Stored dataset items:
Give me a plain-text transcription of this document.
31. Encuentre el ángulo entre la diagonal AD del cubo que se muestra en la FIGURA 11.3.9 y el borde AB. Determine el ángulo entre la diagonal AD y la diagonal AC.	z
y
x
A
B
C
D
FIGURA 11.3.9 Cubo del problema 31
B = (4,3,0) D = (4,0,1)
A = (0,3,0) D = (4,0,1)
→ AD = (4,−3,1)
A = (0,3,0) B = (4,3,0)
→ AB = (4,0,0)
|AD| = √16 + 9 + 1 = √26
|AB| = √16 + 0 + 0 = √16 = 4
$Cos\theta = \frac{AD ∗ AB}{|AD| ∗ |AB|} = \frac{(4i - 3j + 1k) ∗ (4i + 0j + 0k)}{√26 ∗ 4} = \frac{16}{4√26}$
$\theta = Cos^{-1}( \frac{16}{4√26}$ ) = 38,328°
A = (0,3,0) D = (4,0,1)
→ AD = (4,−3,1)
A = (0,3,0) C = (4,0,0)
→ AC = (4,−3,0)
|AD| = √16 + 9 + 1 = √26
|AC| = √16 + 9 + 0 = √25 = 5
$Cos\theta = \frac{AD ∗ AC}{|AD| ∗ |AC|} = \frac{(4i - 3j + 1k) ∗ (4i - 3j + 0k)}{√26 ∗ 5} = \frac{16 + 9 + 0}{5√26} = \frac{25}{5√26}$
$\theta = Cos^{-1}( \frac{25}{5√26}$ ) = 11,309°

* _Required work_
Search the records for the word "theta", then list every line that has it.

* _Solution for this problem_
$Cos\theta = \frac{AD ∗ AB}{|AD| ∗ |AB|} = \frac{(4i - 3j + 1k) ∗ (4i + 0j + 0k)}{√26 ∗ 4} = \frac{16}{4√26}$
$\theta = Cos^{-1}( \frac{16}{4√26}$ ) = 38,328°
$Cos\theta = \frac{AD ∗ AC}{|AD| ∗ |AC|} = \frac{(4i - 3j + 1k) ∗ (4i - 3j + 0k)}{√26 ∗ 5} = \frac{16 + 9 + 0}{5√26} = \frac{25}{5√26}$
$\theta = Cos^{-1}( \frac{25}{5√26}$ ) = 11,309°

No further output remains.